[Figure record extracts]
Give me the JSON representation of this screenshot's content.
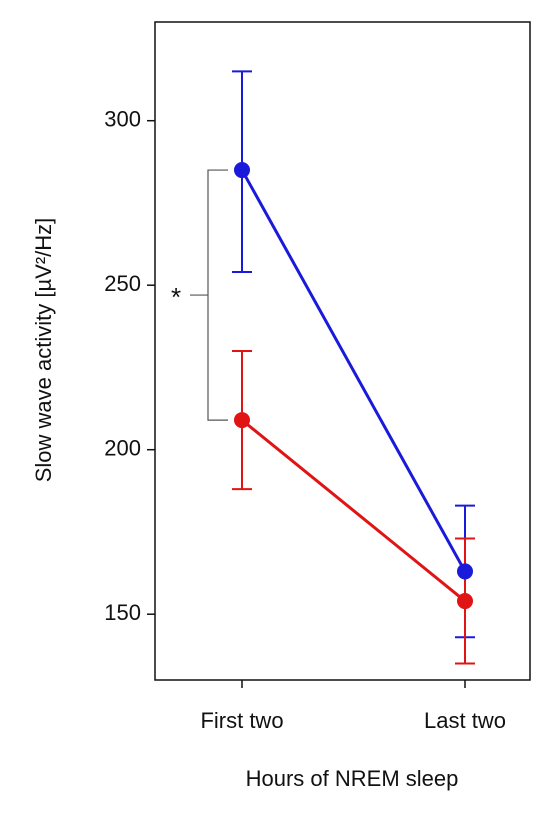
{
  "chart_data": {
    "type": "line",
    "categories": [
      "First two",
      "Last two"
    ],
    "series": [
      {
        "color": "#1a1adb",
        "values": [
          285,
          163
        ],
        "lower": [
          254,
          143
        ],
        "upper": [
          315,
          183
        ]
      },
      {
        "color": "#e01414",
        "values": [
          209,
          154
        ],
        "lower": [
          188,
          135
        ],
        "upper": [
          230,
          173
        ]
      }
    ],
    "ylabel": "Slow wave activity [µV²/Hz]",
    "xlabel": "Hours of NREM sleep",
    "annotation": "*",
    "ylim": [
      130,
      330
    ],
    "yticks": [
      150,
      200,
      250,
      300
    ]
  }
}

_Aim_:
Every line above should be returned exactly; the pictures stay out.

_Response to this task_:
Give me the JSON representation of this screenshot's content.
{
  "chart_data": {
    "type": "line",
    "categories": [
      "First two",
      "Last two"
    ],
    "series": [
      {
        "color": "#1a1adb",
        "values": [
          285,
          163
        ],
        "lower": [
          254,
          143
        ],
        "upper": [
          315,
          183
        ]
      },
      {
        "color": "#e01414",
        "values": [
          209,
          154
        ],
        "lower": [
          188,
          135
        ],
        "upper": [
          230,
          173
        ]
      }
    ],
    "ylabel": "Slow wave activity [µV²/Hz]",
    "xlabel": "Hours of NREM sleep",
    "annotation": "*",
    "ylim": [
      130,
      330
    ],
    "yticks": [
      150,
      200,
      250,
      300
    ]
  }
}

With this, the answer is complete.